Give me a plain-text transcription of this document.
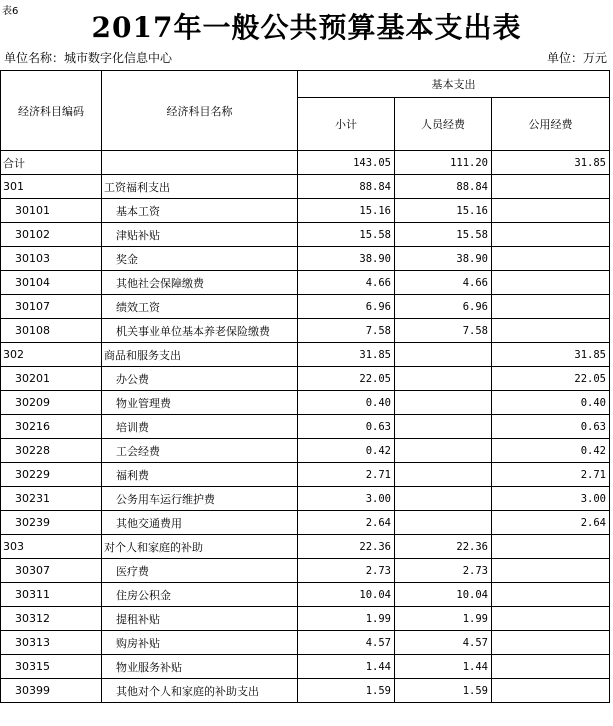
表6	2017年一般公共预算基本支出表
单位名称：城市数字化信息中心	单位：万元
经济科目编码	经济科目名称	基本支出		
		小计	人员经费	公用经费
合计		143.05	111.20	31.85
301	工资福利支出	88.84	88.84	
30101	基本工资	15.16	15.16	
30102	津贴补贴	15.58	15.58	
30103	奖金	38.90	38.90	
30104	其他社会保障缴费	4.66	4.66	
30107	绩效工资	6.96	6.96	
30108	机关事业单位基本养老保险缴费	7.58	7.58	
302	商品和服务支出	31.85		31.85
30201	办公费	22.05		22.05
30209	物业管理费	0.40		0.40
30216	培训费	0.63		0.63
30228	工会经费	0.42		0.42
30229	福利费	2.71		2.71
30231	公务用车运行维护费	3.00		3.00
30239	其他交通费用	2.64		2.64
303	对个人和家庭的补助	22.36	22.36	
30307	医疗费	2.73	2.73	
30311	住房公积金	10.04	10.04	
30312	提租补贴	1.99	1.99	
30313	购房补贴	4.57	4.57	
30315	物业服务补贴	1.44	1.44	
30399	其他对个人和家庭的补助支出	1.59	1.59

-*-

§ What is being asked
Your task is to retype all the entries exactly and leave out any pictures.

§ Solution to this problem
Give me a plain-text transcription of this document.
表6	2017年一般公共预算基本支出表
单位名称：城市数字化信息中心	单位：万元
经济科目编码	经济科目名称	基本支出		
		小计	人员经费	公用经费
合计		143.05	111.20	31.85
301	工资福利支出	88.84	88.84	
30101	基本工资	15.16	15.16	
30102	津贴补贴	15.58	15.58	
30103	奖金	38.90	38.90	
30104	其他社会保障缴费	4.66	4.66	
30107	绩效工资	6.96	6.96	
30108	机关事业单位基本养老保险缴费	7.58	7.58	
302	商品和服务支出	31.85		31.85
30201	办公费	22.05		22.05
30209	物业管理费	0.40		0.40
30216	培训费	0.63		0.63
30228	工会经费	0.42		0.42
30229	福利费	2.71		2.71
30231	公务用车运行维护费	3.00		3.00
30239	其他交通费用	2.64		2.64
303	对个人和家庭的补助	22.36	22.36	
30307	医疗费	2.73	2.73	
30311	住房公积金	10.04	10.04	
30312	提租补贴	1.99	1.99	
30313	购房补贴	4.57	4.57	
30315	物业服务补贴	1.44	1.44	
30399	其他对个人和家庭的补助支出	1.59	1.59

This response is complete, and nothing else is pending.